> _WHAT THE TASK ASKS_:
The records that follow are to be reproduced exactly. Any pictures in them are left out.

******************************

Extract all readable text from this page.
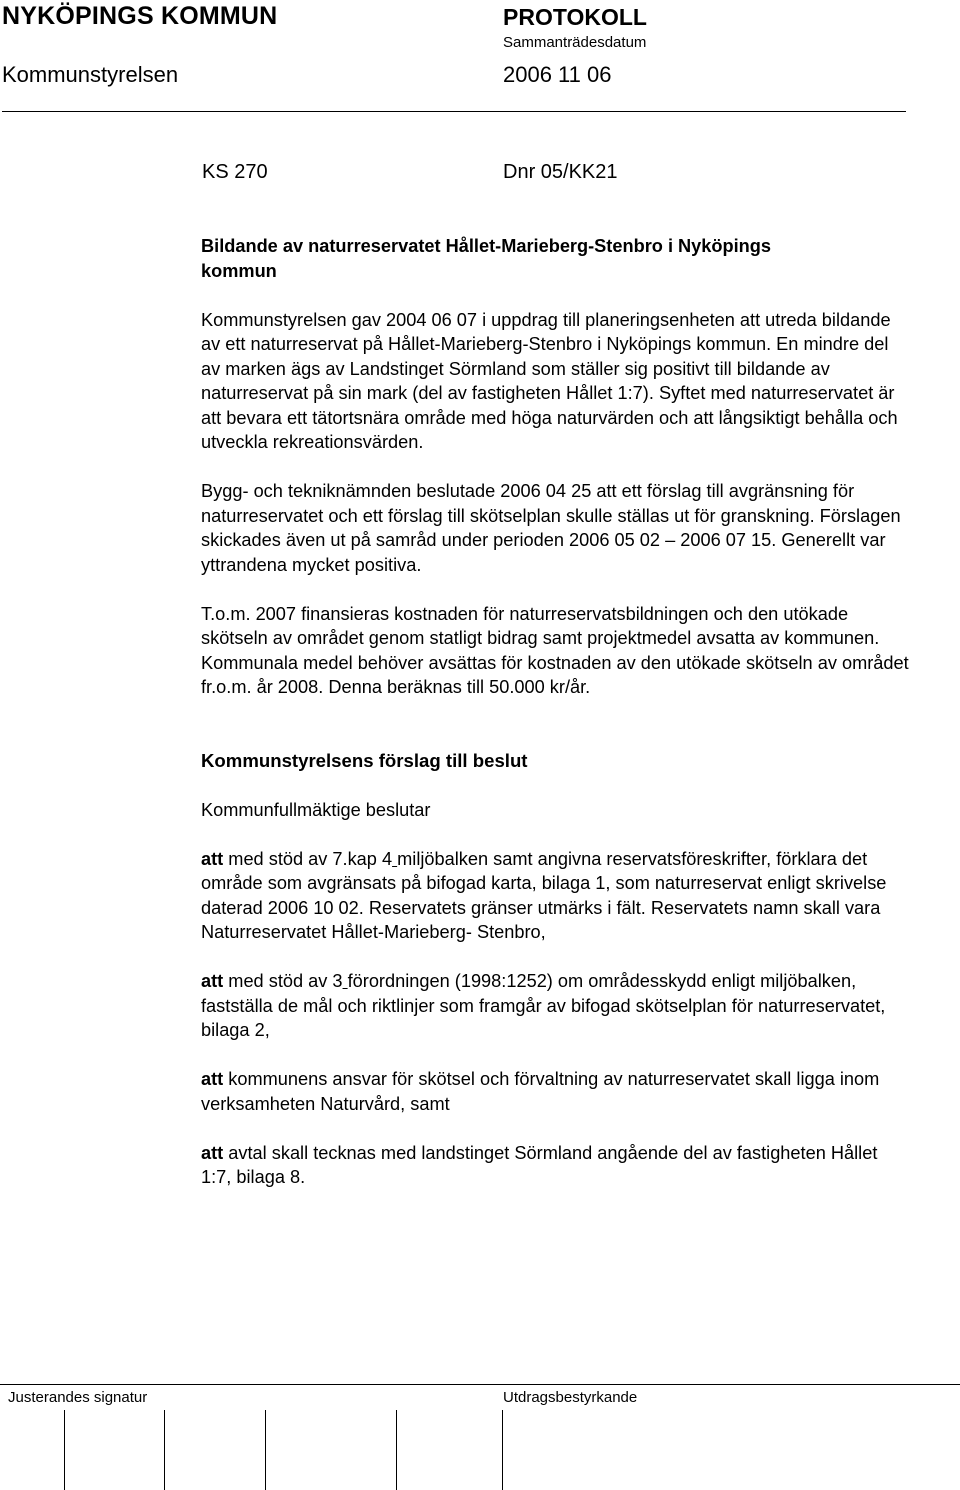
NYKÖPINGS KOMMUN	PROTOKOLL
Sammanträdesdatum
Kommunstyrelsen	2006 11 06
KS 270	Dnr 05/KK21

Bildande av naturreservatet Hållet-Marieberg-Stenbro i Nyköpings
kommun

Kommunstyrelsen gav 2004 06 07 i uppdrag till planeringsenheten att utreda bildande av ett naturreservat på Hållet-Marieberg-Stenbro i Nyköpings kommun. En mindre del av marken ägs av Landstinget Sörmland som ställer sig positivt till bildande av naturreservat på sin mark (del av fastigheten Hållet 1:7). Syftet med naturreservatet är att bevara ett tätortsnära område med höga naturvärden och att långsiktigt behålla och utveckla rekreationsvärden.

Bygg- och tekniknämnden beslutade 2006 04 25 att ett förslag till avgränsning för naturreservatet och ett förslag till skötselplan skulle ställas ut för granskning. Förslagen skickades även ut på samråd under perioden 2006 05 02 – 2006 07 15. Generellt var yttrandena mycket positiva.

T.o.m. 2007 finansieras kostnaden för naturreservatsbildningen och den utökade skötseln av området genom statligt bidrag samt projektmedel avsatta av kommunen. Kommunala medel behöver avsättas för kostnaden av den utökade skötseln av området fr.o.m. år 2008. Denna beräknas till 50.000 kr/år.

Kommunstyrelsens förslag till beslut

Kommunfullmäktige beslutar

att med stöd av 7.kap 4 miljöbalken samt angivna reservatsföreskrifter, förklara det område som avgränsats på bifogad karta, bilaga 1, som naturreservat enligt skrivelse daterad 2006 10 02. Reservatets gränser utmärks i fält. Reservatets namn skall vara Naturreservatet Hållet-Marieberg- Stenbro,

att med stöd av 3 förordningen (1998:1252) om områdesskydd enligt miljöbalken, fastställa de mål och riktlinjer som framgår av bifogad skötselplan för naturreservatet, bilaga 2,

att kommunens ansvar för skötsel och förvaltning av naturreservatet skall ligga inom verksamheten Naturvård, samt

att avtal skall tecknas med landstinget Sörmland angående del av fastigheten Hållet 1:7, bilaga 8.

Justerandes signatur	Utdragsbestyrkande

******************************

> _SOLUTION FOR THIS EXERCISE_:
Extract all readable text from this page.
NYKÖPINGS KOMMUN	PROTOKOLL
Sammanträdesdatum
Kommunstyrelsen	2006 11 06
KS 270	Dnr 05/KK21

Bildande av naturreservatet Hållet-Marieberg-Stenbro i Nyköpings
kommun

Kommunstyrelsen gav 2004 06 07 i uppdrag till planeringsenheten att utreda bildande av ett naturreservat på Hållet-Marieberg-Stenbro i Nyköpings kommun. En mindre del av marken ägs av Landstinget Sörmland som ställer sig positivt till bildande av naturreservat på sin mark (del av fastigheten Hållet 1:7). Syftet med naturreservatet är att bevara ett tätortsnära område med höga naturvärden och att långsiktigt behålla och utveckla rekreationsvärden.

Bygg- och tekniknämnden beslutade 2006 04 25 att ett förslag till avgränsning för naturreservatet och ett förslag till skötselplan skulle ställas ut för granskning. Förslagen skickades även ut på samråd under perioden 2006 05 02 – 2006 07 15. Generellt var yttrandena mycket positiva.

T.o.m. 2007 finansieras kostnaden för naturreservatsbildningen och den utökade skötseln av området genom statligt bidrag samt projektmedel avsatta av kommunen. Kommunala medel behöver avsättas för kostnaden av den utökade skötseln av området fr.o.m. år 2008. Denna beräknas till 50.000 kr/år.

Kommunstyrelsens förslag till beslut

Kommunfullmäktige beslutar

att med stöd av 7.kap 4 miljöbalken samt angivna reservatsföreskrifter, förklara det område som avgränsats på bifogad karta, bilaga 1, som naturreservat enligt skrivelse daterad 2006 10 02. Reservatets gränser utmärks i fält. Reservatets namn skall vara Naturreservatet Hållet-Marieberg- Stenbro,

att med stöd av 3 förordningen (1998:1252) om områdesskydd enligt miljöbalken, fastställa de mål och riktlinjer som framgår av bifogad skötselplan för naturreservatet, bilaga 2,

att kommunens ansvar för skötsel och förvaltning av naturreservatet skall ligga inom verksamheten Naturvård, samt

att avtal skall tecknas med landstinget Sörmland angående del av fastigheten Hållet 1:7, bilaga 8.

Justerandes signatur	Utdragsbestyrkande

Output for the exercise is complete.